[[ Extracted entries open ]]

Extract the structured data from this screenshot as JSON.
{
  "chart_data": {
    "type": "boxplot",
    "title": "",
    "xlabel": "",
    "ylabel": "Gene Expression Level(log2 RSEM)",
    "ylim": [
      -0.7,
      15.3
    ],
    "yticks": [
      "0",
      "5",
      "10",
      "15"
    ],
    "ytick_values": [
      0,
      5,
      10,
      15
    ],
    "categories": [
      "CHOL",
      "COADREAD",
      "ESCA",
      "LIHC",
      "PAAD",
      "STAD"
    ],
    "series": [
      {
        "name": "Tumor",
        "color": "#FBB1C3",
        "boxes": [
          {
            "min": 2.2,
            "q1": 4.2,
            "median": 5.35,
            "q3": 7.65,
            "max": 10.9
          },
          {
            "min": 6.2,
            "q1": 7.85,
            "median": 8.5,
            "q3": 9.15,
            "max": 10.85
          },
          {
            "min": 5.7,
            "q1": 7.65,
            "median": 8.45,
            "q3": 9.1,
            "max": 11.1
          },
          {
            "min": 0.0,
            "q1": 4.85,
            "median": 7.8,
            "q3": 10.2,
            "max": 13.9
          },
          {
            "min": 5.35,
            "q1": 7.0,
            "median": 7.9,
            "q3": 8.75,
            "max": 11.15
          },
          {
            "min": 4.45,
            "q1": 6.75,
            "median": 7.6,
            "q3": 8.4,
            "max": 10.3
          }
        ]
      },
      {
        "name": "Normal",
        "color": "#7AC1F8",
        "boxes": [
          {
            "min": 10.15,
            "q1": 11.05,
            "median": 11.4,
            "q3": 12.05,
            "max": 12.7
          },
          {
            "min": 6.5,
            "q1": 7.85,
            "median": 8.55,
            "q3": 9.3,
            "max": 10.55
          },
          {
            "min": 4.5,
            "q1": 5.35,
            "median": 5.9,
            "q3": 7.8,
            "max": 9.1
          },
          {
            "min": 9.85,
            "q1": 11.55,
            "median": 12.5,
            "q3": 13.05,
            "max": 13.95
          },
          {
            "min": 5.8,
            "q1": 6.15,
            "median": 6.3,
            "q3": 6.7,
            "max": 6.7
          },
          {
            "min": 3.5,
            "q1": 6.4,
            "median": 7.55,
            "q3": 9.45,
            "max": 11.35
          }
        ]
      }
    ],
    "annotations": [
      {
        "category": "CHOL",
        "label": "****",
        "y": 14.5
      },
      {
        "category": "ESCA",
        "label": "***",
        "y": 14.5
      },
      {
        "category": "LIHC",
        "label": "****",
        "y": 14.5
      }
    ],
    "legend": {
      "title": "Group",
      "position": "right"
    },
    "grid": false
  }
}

[[ Extracted entries closed ]]

Directions for this task = Give all the entries again exactly; leave none out.

Answer area =
Extract the structured data from this screenshot as JSON.
{
  "chart_data": {
    "type": "boxplot",
    "title": "",
    "xlabel": "",
    "ylabel": "Gene Expression Level(log2 RSEM)",
    "ylim": [
      -0.7,
      15.3
    ],
    "yticks": [
      "0",
      "5",
      "10",
      "15"
    ],
    "ytick_values": [
      0,
      5,
      10,
      15
    ],
    "categories": [
      "CHOL",
      "COADREAD",
      "ESCA",
      "LIHC",
      "PAAD",
      "STAD"
    ],
    "series": [
      {
        "name": "Tumor",
        "color": "#FBB1C3",
        "boxes": [
          {
            "min": 2.2,
            "q1": 4.2,
            "median": 5.35,
            "q3": 7.65,
            "max": 10.9
          },
          {
            "min": 6.2,
            "q1": 7.85,
            "median": 8.5,
            "q3": 9.15,
            "max": 10.85
          },
          {
            "min": 5.7,
            "q1": 7.65,
            "median": 8.45,
            "q3": 9.1,
            "max": 11.1
          },
          {
            "min": 0.0,
            "q1": 4.85,
            "median": 7.8,
            "q3": 10.2,
            "max": 13.9
          },
          {
            "min": 5.35,
            "q1": 7.0,
            "median": 7.9,
            "q3": 8.75,
            "max": 11.15
          },
          {
            "min": 4.45,
            "q1": 6.75,
            "median": 7.6,
            "q3": 8.4,
            "max": 10.3
          }
        ]
      },
      {
        "name": "Normal",
        "color": "#7AC1F8",
        "boxes": [
          {
            "min": 10.15,
            "q1": 11.05,
            "median": 11.4,
            "q3": 12.05,
            "max": 12.7
          },
          {
            "min": 6.5,
            "q1": 7.85,
            "median": 8.55,
            "q3": 9.3,
            "max": 10.55
          },
          {
            "min": 4.5,
            "q1": 5.35,
            "median": 5.9,
            "q3": 7.8,
            "max": 9.1
          },
          {
            "min": 9.85,
            "q1": 11.55,
            "median": 12.5,
            "q3": 13.05,
            "max": 13.95
          },
          {
            "min": 5.8,
            "q1": 6.15,
            "median": 6.3,
            "q3": 6.7,
            "max": 6.7
          },
          {
            "min": 3.5,
            "q1": 6.4,
            "median": 7.55,
            "q3": 9.45,
            "max": 11.35
          }
        ]
      }
    ],
    "annotations": [
      {
        "category": "CHOL",
        "label": "****",
        "y": 14.5
      },
      {
        "category": "ESCA",
        "label": "***",
        "y": 14.5
      },
      {
        "category": "LIHC",
        "label": "****",
        "y": 14.5
      }
    ],
    "legend": {
      "title": "Group",
      "position": "right"
    },
    "grid": false
  }
}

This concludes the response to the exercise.